**Stated problem**
Quote the records that follow in full, leaving the pictures out.

● ● ● ● ●

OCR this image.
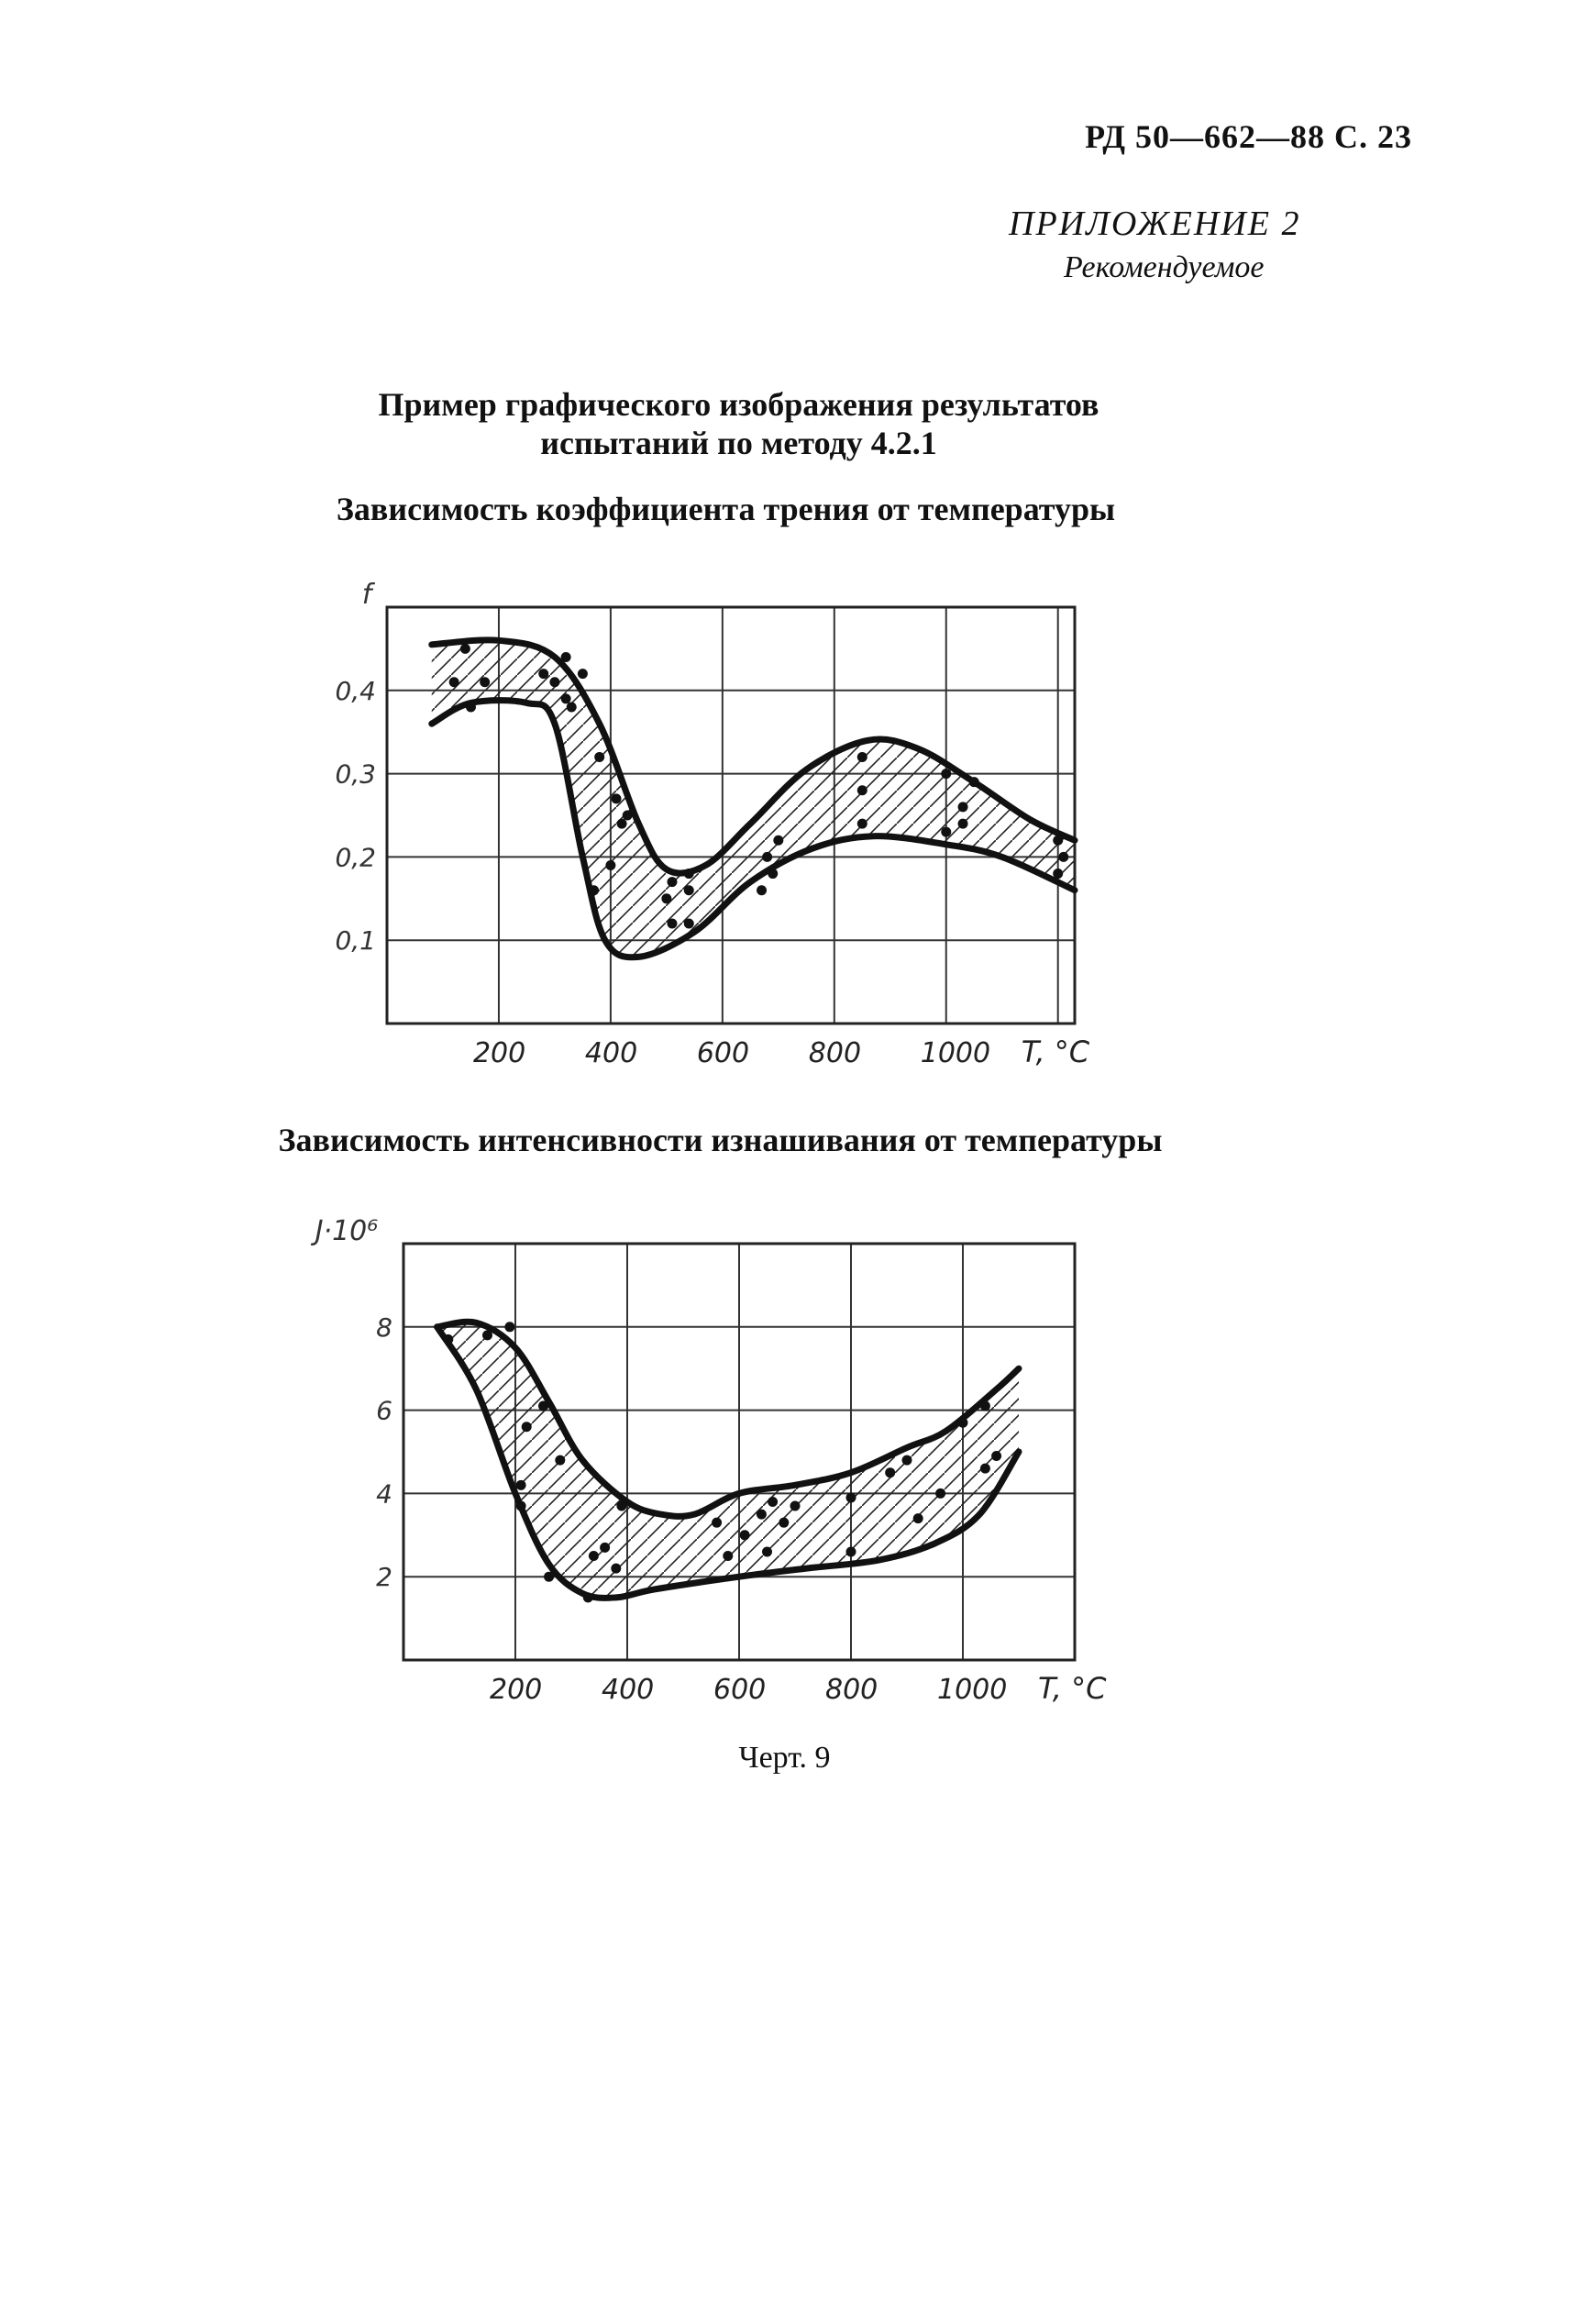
РД 50—662—88 С. 23
ПРИЛОЖЕНИЕ 2
Рекомендуемое
Пример графического изображения результатов
испытаний по методу 4.2.1
Зависимость коэффициента трения от температуры
200 400 600 800 1000
0,1
0,2
0,3
0,4
T, °C
f
Зависимость интенсивности изнашивания от температуры
200 400 600 800 1000
2
4
6
8
T, °C
J·10⁶
Черт. 9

● ● ● ● ●

**Expected answer**
OCR this image.
РД 50—662—88 С. 23
ПРИЛОЖЕНИЕ 2
Рекомендуемое
Пример графического изображения результатов
испытаний по методу 4.2.1
Зависимость коэффициента трения от температуры
200 400 600 800 1000
0,1
0,2
0,3
0,4
T, °C
f
Зависимость интенсивности изнашивания от температуры
200 400 600 800 1000
2
4
6
8
T, °C
J·10⁶
Черт. 9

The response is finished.